··· SUPPLIED ENTRIES ···

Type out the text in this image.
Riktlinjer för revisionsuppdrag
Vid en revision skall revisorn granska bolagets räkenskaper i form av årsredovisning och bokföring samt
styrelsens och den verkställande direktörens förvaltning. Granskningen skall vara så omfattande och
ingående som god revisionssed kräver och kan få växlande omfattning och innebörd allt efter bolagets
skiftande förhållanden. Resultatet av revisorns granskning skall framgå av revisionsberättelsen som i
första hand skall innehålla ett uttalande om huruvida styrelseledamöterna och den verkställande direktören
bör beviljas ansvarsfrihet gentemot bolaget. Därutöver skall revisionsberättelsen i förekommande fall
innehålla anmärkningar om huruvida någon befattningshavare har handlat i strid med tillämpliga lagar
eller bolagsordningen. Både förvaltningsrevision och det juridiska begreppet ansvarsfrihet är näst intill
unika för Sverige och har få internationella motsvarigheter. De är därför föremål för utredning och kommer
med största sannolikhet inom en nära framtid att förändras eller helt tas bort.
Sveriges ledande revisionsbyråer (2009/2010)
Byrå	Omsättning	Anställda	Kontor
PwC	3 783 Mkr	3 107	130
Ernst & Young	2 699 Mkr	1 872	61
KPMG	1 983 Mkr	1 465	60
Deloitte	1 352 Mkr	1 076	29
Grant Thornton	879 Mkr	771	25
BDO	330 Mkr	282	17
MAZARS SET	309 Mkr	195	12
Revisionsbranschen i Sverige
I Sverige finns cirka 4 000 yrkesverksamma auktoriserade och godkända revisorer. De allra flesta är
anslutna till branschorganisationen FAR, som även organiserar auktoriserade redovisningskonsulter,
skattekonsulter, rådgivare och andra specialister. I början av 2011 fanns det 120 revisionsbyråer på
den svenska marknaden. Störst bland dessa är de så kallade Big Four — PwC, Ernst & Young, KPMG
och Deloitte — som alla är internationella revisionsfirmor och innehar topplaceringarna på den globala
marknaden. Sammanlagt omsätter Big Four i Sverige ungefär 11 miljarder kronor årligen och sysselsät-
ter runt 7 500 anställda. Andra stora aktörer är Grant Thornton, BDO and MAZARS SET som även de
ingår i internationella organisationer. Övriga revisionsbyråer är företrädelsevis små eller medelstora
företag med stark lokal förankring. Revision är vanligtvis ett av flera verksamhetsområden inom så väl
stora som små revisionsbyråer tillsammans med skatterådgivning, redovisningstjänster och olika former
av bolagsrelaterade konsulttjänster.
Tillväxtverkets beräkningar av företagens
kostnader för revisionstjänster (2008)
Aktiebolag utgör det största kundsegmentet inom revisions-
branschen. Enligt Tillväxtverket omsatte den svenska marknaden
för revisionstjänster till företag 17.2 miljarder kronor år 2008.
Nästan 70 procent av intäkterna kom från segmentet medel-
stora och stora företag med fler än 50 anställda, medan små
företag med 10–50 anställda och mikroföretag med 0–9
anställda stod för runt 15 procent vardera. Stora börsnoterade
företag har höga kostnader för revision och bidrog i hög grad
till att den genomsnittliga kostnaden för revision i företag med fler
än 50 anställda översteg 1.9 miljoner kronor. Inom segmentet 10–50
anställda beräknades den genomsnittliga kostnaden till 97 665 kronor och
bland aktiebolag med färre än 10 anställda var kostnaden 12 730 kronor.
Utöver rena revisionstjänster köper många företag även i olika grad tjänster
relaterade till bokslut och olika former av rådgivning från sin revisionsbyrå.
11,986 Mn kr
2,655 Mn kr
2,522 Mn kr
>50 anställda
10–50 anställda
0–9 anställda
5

···

YOUR TASK: Across the preceding records, count the lines with the word "KPMG" in them and give that figure alone.

REPLY TO THE TASK: 2